* What you will do:
From the entries below, count the lines with "title". Write only the count.

--------

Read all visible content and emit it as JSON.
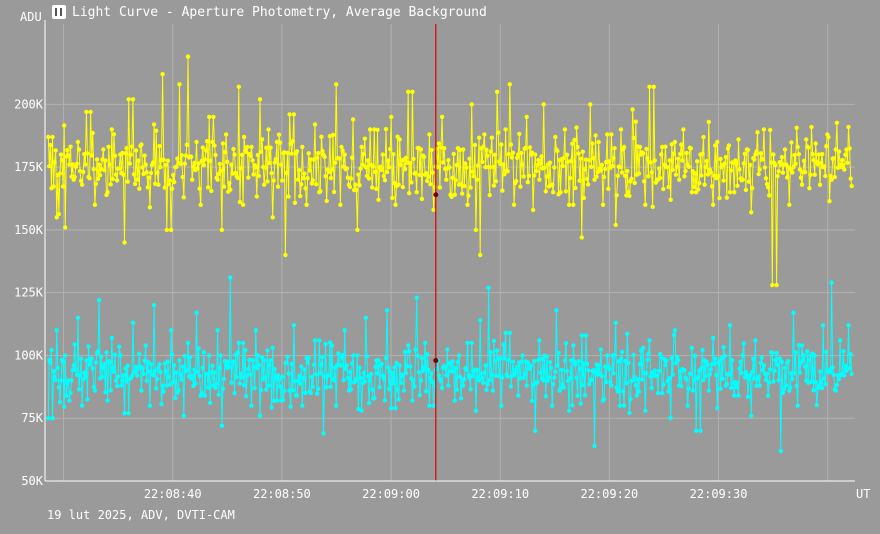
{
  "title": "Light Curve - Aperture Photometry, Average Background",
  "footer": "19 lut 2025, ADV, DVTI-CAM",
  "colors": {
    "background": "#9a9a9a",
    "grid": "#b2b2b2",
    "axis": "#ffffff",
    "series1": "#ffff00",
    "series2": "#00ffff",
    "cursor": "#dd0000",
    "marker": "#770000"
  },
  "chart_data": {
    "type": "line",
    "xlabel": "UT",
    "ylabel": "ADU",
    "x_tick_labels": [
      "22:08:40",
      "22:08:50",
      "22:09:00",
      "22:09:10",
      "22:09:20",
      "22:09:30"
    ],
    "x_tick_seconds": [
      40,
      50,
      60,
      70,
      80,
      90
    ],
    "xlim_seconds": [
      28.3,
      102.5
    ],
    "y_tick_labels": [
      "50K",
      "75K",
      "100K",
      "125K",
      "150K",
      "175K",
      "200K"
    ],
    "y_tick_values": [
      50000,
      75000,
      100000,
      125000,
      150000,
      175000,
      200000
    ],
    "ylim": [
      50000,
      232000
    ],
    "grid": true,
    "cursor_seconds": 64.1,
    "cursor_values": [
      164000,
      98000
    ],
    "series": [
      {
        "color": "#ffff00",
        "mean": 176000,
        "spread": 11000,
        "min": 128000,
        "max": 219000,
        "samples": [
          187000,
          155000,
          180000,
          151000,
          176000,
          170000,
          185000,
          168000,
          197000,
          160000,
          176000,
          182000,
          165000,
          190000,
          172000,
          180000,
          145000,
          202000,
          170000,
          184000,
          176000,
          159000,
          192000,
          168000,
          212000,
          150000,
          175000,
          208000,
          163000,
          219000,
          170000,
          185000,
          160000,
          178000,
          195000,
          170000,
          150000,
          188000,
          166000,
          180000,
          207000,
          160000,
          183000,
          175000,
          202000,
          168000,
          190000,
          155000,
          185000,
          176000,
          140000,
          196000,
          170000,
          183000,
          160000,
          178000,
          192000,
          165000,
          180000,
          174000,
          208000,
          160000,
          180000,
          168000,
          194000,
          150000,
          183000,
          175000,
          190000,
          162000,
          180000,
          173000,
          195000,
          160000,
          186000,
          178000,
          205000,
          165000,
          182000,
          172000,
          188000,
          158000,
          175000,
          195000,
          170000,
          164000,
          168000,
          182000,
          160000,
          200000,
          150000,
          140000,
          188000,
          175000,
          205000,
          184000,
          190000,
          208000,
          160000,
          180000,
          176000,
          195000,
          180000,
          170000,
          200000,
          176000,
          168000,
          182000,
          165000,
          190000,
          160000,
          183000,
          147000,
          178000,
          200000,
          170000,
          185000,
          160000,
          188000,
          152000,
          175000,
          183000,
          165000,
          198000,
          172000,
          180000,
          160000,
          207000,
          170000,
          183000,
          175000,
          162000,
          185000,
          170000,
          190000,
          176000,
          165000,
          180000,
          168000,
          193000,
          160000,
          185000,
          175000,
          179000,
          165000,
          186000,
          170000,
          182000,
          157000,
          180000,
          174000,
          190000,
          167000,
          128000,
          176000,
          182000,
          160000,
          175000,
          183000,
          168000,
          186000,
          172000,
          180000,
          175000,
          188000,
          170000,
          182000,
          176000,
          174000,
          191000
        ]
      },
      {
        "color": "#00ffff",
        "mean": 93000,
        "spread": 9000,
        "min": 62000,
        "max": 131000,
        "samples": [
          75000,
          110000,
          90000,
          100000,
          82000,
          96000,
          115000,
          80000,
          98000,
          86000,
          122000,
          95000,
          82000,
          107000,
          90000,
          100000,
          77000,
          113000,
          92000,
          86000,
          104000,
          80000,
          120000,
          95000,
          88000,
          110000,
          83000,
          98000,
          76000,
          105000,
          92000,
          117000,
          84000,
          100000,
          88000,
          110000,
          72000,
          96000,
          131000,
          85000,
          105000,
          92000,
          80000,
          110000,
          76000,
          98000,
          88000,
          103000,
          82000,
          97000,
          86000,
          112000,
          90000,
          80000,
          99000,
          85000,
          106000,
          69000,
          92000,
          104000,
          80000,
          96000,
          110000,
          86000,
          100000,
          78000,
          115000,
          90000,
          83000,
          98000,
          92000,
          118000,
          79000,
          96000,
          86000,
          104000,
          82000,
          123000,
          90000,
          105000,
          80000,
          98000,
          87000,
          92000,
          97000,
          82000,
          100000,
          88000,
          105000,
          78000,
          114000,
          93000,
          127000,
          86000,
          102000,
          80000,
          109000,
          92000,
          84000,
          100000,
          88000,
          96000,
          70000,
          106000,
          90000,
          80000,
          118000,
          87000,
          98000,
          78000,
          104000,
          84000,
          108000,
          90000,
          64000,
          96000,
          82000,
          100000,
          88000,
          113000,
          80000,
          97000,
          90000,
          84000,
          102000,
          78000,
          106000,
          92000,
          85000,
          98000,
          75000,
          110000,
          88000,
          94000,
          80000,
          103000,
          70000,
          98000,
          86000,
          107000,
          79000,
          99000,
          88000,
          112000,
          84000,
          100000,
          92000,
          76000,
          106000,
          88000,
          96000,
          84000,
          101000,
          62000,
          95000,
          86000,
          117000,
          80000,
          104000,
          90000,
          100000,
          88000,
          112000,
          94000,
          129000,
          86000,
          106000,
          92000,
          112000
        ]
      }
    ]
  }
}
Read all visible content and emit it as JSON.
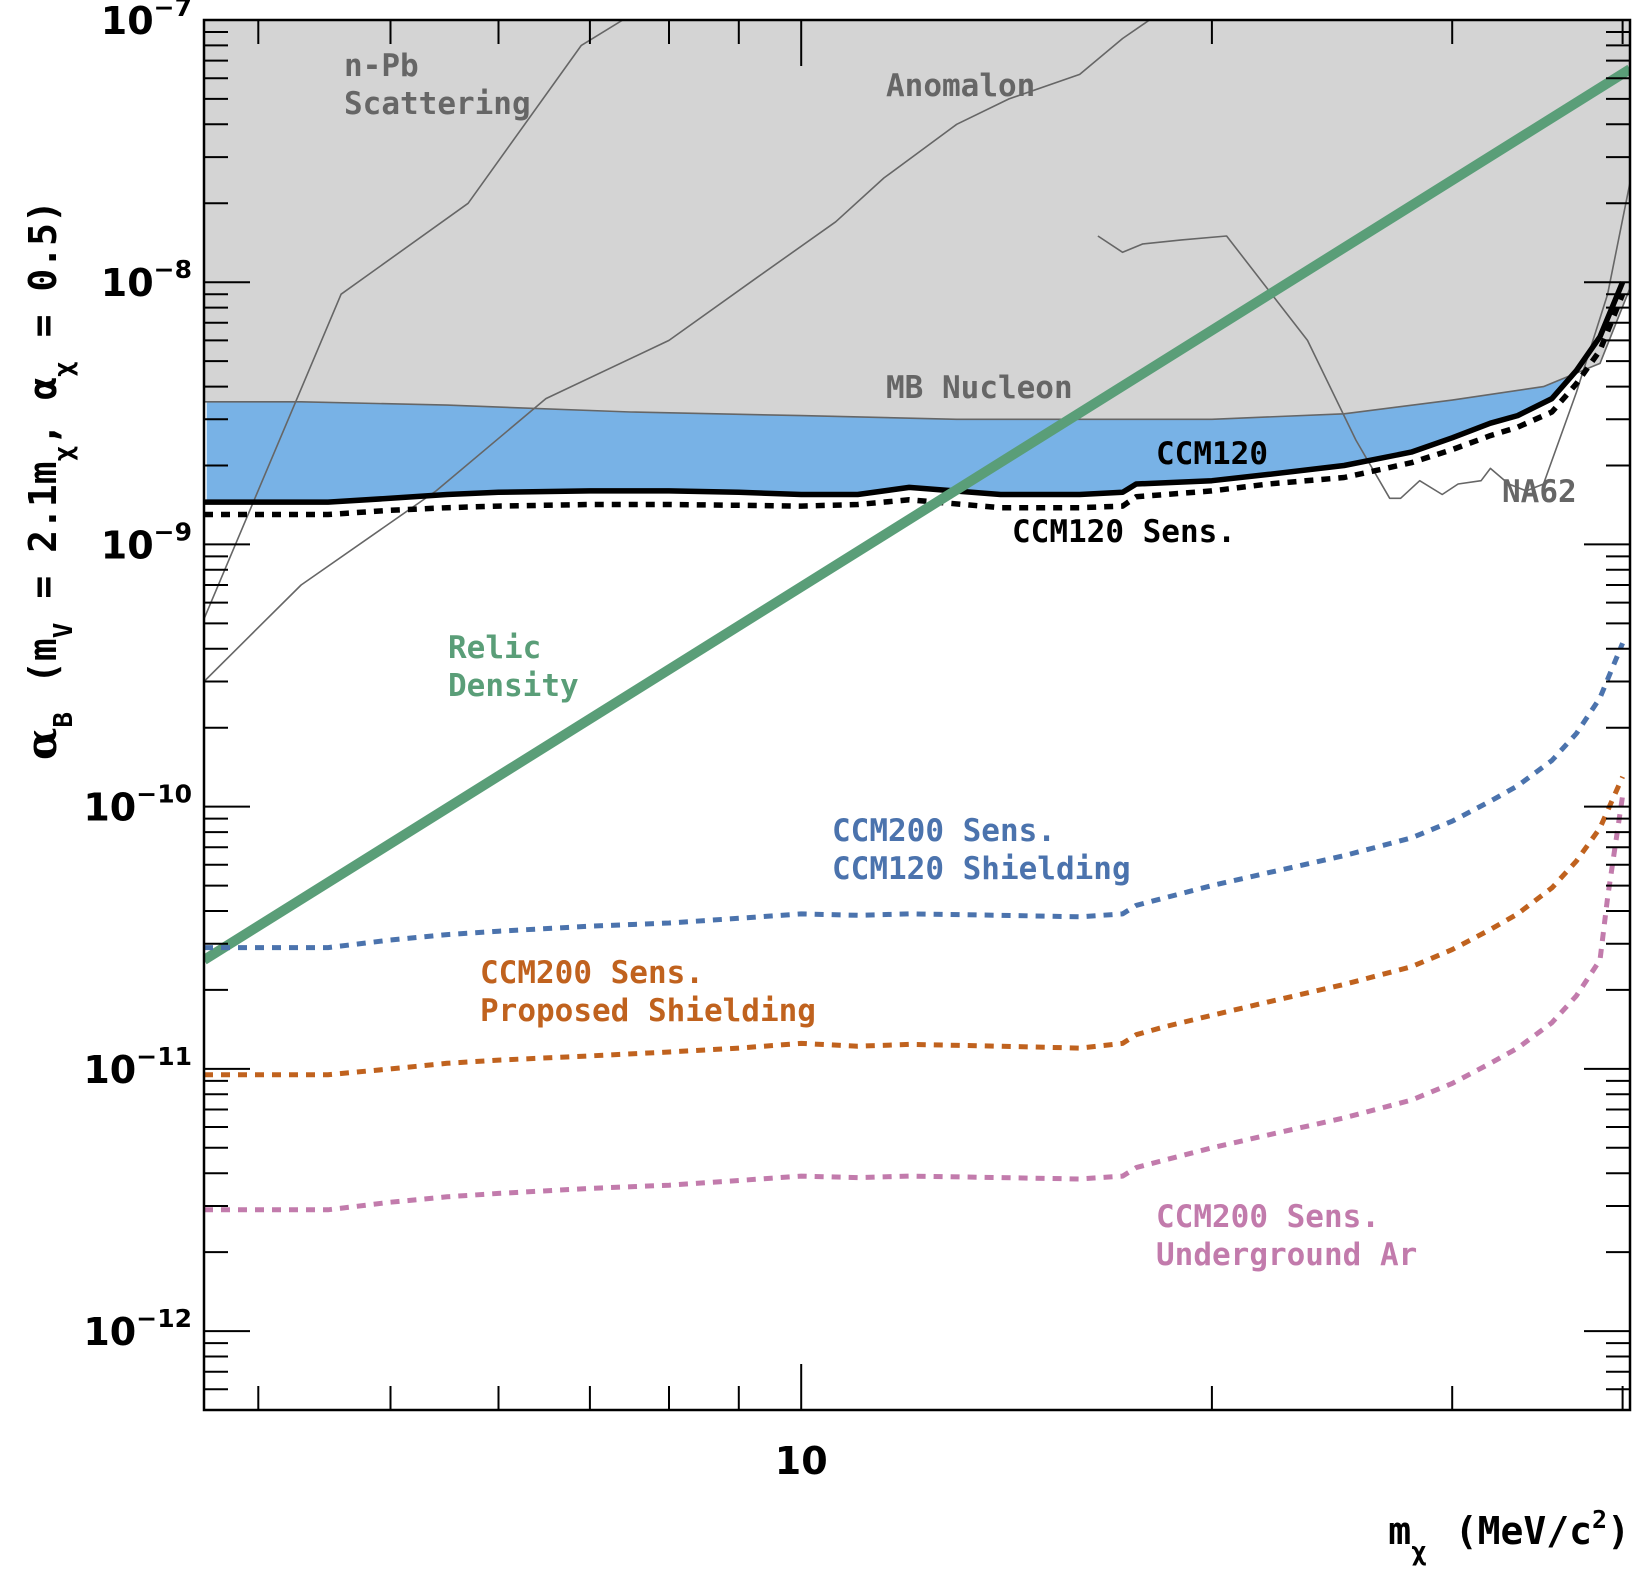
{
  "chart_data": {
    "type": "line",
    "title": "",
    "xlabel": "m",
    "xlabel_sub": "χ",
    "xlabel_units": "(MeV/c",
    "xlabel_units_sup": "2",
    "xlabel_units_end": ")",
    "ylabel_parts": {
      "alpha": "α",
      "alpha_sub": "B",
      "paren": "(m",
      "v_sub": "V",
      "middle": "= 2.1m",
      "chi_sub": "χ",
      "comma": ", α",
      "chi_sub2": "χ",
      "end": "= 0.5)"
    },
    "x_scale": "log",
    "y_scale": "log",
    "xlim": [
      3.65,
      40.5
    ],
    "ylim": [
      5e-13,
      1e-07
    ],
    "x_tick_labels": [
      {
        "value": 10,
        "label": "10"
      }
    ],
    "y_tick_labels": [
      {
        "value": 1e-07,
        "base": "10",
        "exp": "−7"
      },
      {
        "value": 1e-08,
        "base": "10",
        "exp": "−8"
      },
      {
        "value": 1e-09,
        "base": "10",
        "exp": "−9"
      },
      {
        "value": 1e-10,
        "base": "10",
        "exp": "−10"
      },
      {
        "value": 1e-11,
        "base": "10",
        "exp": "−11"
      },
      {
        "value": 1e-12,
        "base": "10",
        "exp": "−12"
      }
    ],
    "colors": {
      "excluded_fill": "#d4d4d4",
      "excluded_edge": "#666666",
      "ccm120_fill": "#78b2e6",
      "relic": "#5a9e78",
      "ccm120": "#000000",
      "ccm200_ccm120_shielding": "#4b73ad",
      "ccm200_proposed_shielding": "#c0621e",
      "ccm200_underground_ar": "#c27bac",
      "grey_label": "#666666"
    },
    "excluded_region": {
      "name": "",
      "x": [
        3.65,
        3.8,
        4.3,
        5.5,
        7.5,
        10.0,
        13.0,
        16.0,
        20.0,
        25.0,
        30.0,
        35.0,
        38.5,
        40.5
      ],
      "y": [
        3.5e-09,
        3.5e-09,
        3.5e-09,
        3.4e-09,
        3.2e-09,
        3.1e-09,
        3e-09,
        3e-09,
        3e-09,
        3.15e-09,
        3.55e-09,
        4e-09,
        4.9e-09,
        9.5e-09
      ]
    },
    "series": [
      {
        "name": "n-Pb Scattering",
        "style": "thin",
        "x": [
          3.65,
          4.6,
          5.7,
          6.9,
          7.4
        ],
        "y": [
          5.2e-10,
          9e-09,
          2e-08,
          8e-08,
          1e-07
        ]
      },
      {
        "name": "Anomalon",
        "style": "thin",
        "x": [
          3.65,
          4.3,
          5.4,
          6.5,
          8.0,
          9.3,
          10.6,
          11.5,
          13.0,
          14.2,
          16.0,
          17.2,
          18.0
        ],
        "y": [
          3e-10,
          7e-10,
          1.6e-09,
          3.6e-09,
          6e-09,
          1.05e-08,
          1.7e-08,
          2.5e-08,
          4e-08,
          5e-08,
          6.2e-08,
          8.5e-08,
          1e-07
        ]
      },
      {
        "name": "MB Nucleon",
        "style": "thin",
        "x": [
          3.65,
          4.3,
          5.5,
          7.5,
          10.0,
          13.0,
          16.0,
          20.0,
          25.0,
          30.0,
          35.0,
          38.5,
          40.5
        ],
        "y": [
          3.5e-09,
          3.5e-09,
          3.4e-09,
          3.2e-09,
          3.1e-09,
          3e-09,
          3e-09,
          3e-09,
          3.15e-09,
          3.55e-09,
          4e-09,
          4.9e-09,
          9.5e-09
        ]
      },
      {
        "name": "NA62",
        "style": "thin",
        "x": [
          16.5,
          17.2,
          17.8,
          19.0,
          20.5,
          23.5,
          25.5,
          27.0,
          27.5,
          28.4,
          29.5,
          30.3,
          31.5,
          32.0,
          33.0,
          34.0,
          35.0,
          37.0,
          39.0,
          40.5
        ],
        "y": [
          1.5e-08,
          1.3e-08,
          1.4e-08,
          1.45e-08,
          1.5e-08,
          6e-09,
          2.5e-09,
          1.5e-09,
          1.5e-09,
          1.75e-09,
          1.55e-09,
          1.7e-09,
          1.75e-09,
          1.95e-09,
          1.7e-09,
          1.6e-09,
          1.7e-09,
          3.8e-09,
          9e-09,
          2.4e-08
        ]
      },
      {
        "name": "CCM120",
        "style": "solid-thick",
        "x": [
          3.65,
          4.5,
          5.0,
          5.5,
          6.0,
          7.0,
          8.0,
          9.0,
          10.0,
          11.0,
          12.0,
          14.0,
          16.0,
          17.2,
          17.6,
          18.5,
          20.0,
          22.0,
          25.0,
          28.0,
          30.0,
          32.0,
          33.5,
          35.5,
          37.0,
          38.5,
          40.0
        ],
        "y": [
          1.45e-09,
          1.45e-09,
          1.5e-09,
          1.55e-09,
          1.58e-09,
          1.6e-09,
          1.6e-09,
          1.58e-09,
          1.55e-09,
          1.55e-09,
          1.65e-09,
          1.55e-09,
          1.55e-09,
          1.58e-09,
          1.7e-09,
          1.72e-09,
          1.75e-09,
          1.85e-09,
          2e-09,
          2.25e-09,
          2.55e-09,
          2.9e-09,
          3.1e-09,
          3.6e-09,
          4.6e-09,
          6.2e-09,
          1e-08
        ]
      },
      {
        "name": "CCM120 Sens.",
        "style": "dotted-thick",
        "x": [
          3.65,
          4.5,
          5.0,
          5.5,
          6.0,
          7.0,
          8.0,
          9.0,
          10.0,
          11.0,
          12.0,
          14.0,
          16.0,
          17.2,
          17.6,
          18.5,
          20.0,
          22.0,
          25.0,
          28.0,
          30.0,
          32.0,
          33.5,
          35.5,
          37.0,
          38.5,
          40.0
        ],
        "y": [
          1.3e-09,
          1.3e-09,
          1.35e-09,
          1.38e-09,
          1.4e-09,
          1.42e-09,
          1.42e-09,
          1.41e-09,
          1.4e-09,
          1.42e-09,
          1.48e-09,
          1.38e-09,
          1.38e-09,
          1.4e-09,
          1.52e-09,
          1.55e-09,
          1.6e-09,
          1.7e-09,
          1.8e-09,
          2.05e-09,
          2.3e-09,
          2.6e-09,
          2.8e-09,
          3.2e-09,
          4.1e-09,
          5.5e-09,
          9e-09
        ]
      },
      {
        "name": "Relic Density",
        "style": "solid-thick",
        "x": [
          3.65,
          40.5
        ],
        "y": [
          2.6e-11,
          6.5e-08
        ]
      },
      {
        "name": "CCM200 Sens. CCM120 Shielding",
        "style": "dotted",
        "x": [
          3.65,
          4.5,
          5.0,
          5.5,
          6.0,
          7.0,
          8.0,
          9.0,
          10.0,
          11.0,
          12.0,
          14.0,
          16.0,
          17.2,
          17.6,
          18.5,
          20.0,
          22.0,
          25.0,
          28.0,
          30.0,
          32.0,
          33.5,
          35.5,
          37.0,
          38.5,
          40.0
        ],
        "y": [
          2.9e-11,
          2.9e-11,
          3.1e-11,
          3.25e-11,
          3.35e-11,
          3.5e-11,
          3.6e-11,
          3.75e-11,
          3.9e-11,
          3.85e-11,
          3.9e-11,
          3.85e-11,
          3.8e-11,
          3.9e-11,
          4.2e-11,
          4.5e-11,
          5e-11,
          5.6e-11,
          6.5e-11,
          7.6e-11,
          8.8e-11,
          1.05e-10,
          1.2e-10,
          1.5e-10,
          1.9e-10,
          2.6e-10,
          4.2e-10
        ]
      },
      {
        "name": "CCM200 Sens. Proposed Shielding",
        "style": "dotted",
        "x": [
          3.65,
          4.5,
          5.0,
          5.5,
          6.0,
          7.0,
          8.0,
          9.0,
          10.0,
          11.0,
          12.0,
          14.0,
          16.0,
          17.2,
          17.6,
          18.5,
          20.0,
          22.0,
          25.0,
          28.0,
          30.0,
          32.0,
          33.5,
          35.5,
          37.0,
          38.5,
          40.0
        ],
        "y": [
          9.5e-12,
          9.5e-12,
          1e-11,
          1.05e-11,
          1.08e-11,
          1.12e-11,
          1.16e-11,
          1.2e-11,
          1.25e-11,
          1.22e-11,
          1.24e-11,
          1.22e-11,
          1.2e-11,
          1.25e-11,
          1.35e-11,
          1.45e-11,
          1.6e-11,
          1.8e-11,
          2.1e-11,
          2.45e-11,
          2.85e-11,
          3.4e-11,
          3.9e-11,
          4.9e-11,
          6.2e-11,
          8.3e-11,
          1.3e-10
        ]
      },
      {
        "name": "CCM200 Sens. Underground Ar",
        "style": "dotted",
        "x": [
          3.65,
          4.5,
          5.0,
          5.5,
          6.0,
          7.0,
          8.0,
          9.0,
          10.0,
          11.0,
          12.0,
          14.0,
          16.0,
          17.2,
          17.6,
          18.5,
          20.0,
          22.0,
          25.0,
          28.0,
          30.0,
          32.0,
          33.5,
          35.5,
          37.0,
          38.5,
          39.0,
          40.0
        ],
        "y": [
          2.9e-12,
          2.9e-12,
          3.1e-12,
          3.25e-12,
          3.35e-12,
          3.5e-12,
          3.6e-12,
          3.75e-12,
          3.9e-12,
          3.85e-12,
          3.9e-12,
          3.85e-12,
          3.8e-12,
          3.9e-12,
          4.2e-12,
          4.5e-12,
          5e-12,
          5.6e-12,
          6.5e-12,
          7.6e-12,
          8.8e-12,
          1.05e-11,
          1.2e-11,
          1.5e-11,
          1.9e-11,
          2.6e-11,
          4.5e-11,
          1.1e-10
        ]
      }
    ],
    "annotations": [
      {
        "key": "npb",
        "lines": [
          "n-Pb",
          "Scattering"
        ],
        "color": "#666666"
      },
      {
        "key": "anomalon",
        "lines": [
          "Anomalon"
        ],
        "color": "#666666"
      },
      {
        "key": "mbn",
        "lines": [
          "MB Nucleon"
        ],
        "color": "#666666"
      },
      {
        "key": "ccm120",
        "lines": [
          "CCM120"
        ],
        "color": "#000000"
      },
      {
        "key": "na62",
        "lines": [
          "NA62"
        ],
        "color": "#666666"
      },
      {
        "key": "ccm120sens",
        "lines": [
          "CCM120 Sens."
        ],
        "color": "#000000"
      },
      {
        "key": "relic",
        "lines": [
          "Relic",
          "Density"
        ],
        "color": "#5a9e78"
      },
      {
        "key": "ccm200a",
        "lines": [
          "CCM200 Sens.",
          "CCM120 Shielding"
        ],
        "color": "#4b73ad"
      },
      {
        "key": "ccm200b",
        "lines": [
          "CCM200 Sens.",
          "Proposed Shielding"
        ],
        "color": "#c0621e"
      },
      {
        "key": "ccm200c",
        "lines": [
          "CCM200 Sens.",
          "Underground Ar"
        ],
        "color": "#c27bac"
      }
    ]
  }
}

--------

* Task response:
2